[Stored items from a collection]
================
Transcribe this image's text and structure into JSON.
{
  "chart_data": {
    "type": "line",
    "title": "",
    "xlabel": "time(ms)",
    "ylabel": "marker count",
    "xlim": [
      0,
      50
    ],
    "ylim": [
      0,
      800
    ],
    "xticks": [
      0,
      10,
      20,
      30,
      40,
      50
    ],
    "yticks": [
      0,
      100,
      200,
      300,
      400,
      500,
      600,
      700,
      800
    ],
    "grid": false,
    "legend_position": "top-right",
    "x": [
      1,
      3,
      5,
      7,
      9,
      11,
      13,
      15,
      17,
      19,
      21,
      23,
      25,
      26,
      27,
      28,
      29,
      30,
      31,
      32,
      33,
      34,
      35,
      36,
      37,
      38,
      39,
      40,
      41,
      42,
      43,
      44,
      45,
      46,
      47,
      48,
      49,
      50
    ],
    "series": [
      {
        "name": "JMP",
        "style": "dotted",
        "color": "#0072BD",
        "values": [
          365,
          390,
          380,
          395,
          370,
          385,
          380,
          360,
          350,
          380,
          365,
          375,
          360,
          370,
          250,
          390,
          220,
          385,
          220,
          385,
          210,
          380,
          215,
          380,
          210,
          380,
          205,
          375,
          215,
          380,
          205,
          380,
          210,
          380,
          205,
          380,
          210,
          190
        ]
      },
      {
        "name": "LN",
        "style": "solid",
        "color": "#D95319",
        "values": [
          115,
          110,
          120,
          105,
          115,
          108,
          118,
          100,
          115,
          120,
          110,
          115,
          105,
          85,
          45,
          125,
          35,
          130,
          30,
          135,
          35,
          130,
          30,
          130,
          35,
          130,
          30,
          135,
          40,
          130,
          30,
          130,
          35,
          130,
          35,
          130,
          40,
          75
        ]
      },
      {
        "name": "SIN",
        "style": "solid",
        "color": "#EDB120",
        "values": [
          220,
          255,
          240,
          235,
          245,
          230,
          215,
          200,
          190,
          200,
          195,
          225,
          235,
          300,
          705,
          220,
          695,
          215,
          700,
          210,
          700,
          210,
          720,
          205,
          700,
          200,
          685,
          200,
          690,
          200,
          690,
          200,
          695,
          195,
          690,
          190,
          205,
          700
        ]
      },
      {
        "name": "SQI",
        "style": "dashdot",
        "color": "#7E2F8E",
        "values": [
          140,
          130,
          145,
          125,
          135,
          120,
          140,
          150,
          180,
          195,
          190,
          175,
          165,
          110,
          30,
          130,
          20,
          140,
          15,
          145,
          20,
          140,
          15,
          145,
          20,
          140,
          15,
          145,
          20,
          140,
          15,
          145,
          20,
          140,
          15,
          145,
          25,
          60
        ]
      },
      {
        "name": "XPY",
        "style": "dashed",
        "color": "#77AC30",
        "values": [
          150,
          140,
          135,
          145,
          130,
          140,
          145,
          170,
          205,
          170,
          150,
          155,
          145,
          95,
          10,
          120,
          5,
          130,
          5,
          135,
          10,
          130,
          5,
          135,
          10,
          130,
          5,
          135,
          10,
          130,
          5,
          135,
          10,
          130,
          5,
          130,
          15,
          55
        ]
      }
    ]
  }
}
================
* _Exercise aim_:
Which lines hold the string "color"? List them all.

* _Expected output_:
        "color": "#0072BD",
        "color": "#D95319",
        "color": "#EDB120",
        "color": "#7E2F8E",
        "color": "#77AC30",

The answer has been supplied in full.